**Формулировка задания**.
Перепишите без изменений участок записей от строки, содержащей «List all visible», до строки, содержащей «Text: S1 HF: S1 HF: [116, 100, 150, 110]», включая обе. Изображения в ответ не переносите.

------ Фрагменты набора данных

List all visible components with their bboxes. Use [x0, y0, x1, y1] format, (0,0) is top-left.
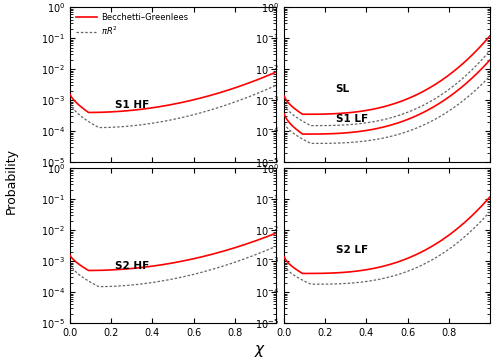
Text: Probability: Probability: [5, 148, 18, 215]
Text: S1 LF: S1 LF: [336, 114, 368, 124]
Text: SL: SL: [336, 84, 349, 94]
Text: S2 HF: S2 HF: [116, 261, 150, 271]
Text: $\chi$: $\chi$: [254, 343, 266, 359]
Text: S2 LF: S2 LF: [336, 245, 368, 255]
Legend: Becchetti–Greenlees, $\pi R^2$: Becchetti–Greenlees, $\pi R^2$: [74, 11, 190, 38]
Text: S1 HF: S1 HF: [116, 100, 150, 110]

------------
------ Фрагменты набора данных

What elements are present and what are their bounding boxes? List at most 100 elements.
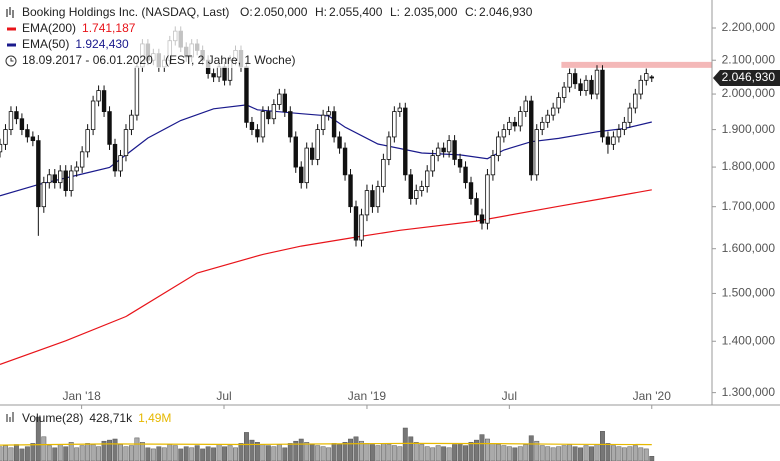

------------

**Решение задания**.
List all visible components with their bboxes. Use [x0, y0, x1, y1] format, (0,0) is top-left.
Text: Probability: Probability: [5, 148, 18, 215]
Text: S1 LF: S1 LF: [336, 114, 368, 124]
Text: SL: SL: [336, 84, 349, 94]
Text: S2 HF: S2 HF: [116, 261, 150, 271]
Text: $\chi$: $\chi$: [254, 343, 266, 359]
Text: S2 LF: S2 LF: [336, 245, 368, 255]
Legend: Becchetti–Greenlees, $\pi R^2$: Becchetti–Greenlees, $\pi R^2$: [74, 11, 190, 38]
Text: S1 HF: S1 HF: [116, 100, 150, 110]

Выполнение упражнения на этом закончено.